Figure record extracts
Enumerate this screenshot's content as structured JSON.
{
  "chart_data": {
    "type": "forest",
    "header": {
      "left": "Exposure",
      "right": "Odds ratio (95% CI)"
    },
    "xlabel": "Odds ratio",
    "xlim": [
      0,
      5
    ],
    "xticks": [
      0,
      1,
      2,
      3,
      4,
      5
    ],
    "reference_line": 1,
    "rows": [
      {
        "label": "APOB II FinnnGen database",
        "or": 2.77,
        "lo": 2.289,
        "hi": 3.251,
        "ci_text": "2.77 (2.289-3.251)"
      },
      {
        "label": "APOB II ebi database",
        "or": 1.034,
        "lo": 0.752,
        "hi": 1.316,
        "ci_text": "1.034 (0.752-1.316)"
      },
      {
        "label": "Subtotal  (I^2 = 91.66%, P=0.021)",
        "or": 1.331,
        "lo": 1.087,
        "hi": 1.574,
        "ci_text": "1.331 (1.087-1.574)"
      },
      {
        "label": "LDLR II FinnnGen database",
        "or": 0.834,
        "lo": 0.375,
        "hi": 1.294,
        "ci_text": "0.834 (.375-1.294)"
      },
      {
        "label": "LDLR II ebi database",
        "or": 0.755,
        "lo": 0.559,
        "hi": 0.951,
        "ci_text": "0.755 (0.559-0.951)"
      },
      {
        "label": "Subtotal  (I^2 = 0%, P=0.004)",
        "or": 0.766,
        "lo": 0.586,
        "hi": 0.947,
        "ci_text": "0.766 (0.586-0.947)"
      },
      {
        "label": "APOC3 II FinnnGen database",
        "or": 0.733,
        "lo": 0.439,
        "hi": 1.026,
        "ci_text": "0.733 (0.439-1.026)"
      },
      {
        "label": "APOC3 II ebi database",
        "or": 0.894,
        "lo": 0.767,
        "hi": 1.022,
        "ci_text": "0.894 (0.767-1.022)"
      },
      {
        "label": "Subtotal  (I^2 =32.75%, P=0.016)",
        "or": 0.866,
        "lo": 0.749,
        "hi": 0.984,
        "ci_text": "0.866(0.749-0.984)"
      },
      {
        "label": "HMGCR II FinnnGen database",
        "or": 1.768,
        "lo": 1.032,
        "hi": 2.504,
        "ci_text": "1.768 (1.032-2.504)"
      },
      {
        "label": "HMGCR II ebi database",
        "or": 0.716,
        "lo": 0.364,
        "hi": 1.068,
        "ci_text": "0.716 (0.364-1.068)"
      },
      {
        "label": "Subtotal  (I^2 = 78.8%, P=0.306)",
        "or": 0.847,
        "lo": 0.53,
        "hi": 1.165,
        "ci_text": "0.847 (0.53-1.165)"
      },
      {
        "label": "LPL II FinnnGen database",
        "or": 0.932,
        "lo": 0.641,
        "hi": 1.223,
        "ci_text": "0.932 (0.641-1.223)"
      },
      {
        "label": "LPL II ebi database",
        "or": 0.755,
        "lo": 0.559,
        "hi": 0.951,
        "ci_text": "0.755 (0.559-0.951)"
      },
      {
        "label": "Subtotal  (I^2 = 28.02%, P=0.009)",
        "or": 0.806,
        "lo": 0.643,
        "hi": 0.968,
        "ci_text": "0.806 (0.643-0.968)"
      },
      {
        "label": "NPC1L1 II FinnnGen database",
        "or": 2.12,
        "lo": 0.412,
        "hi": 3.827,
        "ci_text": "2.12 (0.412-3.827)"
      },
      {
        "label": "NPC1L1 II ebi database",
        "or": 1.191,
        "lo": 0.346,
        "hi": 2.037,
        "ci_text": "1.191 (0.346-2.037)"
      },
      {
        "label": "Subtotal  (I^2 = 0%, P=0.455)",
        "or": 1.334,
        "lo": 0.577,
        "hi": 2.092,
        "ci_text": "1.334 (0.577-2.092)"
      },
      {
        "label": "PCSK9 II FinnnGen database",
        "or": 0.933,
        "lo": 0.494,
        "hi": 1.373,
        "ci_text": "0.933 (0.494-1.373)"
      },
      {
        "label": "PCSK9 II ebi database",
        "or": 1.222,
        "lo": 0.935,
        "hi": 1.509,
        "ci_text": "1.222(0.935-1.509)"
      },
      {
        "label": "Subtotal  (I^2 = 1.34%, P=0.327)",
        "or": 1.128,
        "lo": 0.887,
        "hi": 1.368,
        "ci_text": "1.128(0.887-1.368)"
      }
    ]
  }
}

- EXERCISE DETAILS
Find all lines where the word "HMGCR" appears. Copy them.

- OUTPUT OF THE EXERCISE
        "label": "HMGCR II FinnnGen database",
        "label": "HMGCR II ebi database",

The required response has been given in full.